## TEXTE EXTRAIT

⟨

Un livre sanctionnant 10 ans de recherches et d'investigations dans la ville de Sétif. Kamel Beniaïche, à travers ce livre qu'il vient de publier, a pu recueillir les témoignages d'un grand nombre de rescapés des massacres du 8 Mai 1945. Il est parti à la recherche des victimes oubliées.
- Dans votre livre Sétif, la fosse commune, massacres du 8 Mai 1945, édité chez El Ibriz, vous rapportez méticuleusement une grande partie d'une histoire occultée, peu reconnue...
Après plus de 70 ans, la boucherie qui a été perpétrée à huis clos demeure toujours d'actualité car elle n'a pas divulgué tous ses secrets. Longtemps rattachés uniquement à Sétif, Guelma et Kherrata, les massacres n'ont épargné aucune contrée des Hauts-Plateaux sétifiens où chaque centimètre en est témoin. Eludées des décennies durant, les souffrances de Bouhira, Maouane, Elkharba, Bougaa, Aïn El Kebira, Beni Aziz, Melbou, Aoakas, Bouandas, Amoucha, Ziama Mansouriah, Beni Fouda, Ouricia, Aïn Abassa, Tizn Bechar sont objectivement consignées dans cette ouvrage.
A Bordj Bou Arréridj et El Eulma, où le mouvement national a défié l'autorité coloniale, aucun Européen n'a été violenté ce jour-là, alors que des citoyens des villes précitées ont été arrêtés, torturés et liquidés sans aucun jugement. Les exemples ne manquent pas. Dire que les massacres d'Européens ont engendré la répression est une grossière contrevérité.
Occultés, l'implication des milices, les exécutions sommaires, les supplices des collégiens d'Eugene Albertini (actuel lycée Mohamed Kerouani), des fonctionnaires, des orphelins, la duplicité de la presse de l'époque sont déterrés ainsi l'histoire de la vraie-fausse «insurrection», de l'accusation du leader des Amis de manifeste et de la liberté (AML), Ferhat Mekki Abbas. Désormais, ces points et beaucoup d'autres vérités crues ne sont plus une vue d'esprit…
- Depuis combien de temps avez-vous travaillé sur ce livre ? Merci de préciser comment vous avez commencé et quelle a été votre méthode de travail : recherches, interviews, enquêtes...

⟩

## LIGNES EXTRAITES
⟨

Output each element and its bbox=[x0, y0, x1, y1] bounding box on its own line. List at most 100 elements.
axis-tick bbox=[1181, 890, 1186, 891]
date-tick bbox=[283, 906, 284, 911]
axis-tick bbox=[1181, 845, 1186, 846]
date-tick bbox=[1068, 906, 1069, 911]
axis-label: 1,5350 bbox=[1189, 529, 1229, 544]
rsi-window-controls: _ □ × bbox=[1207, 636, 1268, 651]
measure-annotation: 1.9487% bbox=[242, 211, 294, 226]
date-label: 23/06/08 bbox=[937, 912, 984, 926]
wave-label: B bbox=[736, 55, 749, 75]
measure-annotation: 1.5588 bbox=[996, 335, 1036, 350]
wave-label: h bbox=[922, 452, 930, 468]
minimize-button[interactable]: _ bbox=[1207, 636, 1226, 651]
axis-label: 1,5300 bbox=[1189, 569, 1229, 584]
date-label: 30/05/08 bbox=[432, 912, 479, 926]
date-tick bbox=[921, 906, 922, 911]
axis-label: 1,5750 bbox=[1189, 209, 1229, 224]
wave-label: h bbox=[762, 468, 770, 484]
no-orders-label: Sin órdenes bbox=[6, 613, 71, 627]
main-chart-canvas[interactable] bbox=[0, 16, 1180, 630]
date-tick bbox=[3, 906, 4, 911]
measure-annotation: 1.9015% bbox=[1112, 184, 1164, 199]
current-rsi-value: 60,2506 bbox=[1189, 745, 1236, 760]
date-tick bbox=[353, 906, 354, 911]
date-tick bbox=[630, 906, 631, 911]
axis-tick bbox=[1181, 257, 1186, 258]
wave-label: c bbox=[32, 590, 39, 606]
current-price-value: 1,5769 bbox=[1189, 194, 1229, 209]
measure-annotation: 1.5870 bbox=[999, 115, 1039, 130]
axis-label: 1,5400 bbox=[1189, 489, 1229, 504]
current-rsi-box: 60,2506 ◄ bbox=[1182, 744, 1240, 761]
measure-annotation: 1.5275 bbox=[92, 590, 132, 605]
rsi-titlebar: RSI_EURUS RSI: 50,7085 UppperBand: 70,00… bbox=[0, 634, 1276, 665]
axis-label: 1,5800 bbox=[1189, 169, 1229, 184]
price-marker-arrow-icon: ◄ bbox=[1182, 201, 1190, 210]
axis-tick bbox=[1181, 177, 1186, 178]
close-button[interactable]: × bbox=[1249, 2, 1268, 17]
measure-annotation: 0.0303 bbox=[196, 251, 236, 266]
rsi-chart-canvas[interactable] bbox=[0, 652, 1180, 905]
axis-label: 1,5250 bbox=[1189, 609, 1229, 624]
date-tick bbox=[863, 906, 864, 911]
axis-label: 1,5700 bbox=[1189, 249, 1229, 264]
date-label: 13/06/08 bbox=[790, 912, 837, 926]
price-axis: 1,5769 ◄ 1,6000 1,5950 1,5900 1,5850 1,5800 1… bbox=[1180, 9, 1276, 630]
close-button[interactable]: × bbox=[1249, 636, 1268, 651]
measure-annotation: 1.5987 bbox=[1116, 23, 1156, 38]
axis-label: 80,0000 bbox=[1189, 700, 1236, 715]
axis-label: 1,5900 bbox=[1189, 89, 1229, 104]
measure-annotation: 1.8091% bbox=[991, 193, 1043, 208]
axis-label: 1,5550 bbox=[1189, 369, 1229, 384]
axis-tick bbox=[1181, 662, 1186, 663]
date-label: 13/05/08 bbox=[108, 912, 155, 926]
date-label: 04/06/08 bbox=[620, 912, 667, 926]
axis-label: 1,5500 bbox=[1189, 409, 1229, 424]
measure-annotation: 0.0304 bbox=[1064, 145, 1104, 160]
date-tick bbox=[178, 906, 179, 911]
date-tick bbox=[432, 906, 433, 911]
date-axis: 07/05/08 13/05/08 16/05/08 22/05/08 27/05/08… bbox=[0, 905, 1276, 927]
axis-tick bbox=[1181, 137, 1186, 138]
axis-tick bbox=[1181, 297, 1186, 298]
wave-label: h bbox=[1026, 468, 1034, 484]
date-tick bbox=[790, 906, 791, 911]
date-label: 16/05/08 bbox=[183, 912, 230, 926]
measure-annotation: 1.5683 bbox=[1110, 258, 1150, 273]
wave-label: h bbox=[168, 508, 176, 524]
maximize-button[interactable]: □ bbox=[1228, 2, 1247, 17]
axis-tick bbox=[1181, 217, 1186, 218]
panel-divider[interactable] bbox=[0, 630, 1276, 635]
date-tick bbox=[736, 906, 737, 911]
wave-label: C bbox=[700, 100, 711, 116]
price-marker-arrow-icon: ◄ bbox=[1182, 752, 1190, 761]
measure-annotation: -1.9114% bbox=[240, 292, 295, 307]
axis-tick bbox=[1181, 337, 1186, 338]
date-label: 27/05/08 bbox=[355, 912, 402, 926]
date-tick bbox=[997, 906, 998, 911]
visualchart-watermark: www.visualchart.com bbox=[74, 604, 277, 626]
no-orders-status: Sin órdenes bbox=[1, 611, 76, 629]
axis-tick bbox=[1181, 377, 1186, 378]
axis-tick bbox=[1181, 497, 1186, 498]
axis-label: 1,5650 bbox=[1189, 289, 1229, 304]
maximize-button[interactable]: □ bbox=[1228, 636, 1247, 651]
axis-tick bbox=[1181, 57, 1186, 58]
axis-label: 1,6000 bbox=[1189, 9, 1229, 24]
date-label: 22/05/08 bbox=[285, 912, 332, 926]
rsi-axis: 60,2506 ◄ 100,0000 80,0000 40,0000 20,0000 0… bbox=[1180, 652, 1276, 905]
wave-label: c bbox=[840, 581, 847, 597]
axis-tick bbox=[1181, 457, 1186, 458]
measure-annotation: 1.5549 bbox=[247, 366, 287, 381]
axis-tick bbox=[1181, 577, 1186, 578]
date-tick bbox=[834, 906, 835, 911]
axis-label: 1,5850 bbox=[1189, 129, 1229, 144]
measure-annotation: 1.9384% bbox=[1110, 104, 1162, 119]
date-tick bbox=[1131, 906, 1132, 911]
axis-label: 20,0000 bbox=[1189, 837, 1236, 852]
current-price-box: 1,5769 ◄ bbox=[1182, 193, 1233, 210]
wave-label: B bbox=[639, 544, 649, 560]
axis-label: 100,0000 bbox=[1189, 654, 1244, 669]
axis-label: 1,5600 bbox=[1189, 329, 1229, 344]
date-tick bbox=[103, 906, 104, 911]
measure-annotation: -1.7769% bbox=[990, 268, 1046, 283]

⟩

## TRAVAIL DEMANDÉ
Reprenez le passage du texte sur les massacres de Sétif allant de « A Bordj Bou » jusqu'à « une grossière contrevérité. » inclus, en substituant « cas » à « exemples ». Les lignes forment un matériau indépendant du texte extrait.

## RÉSULTAT OBTENU
A Bordj Bou Arréridj et El Eulma, où le mouvement national a défié l'autorité coloniale, aucun Européen n'a été violenté ce jour-là, alors que des citoyens des villes précitées ont été arrêtés, torturés et liquidés sans aucun jugement. Les cas ne manquent pas. Dire que les massacres d'Européens ont engendré la répression est une grossière contrevérité.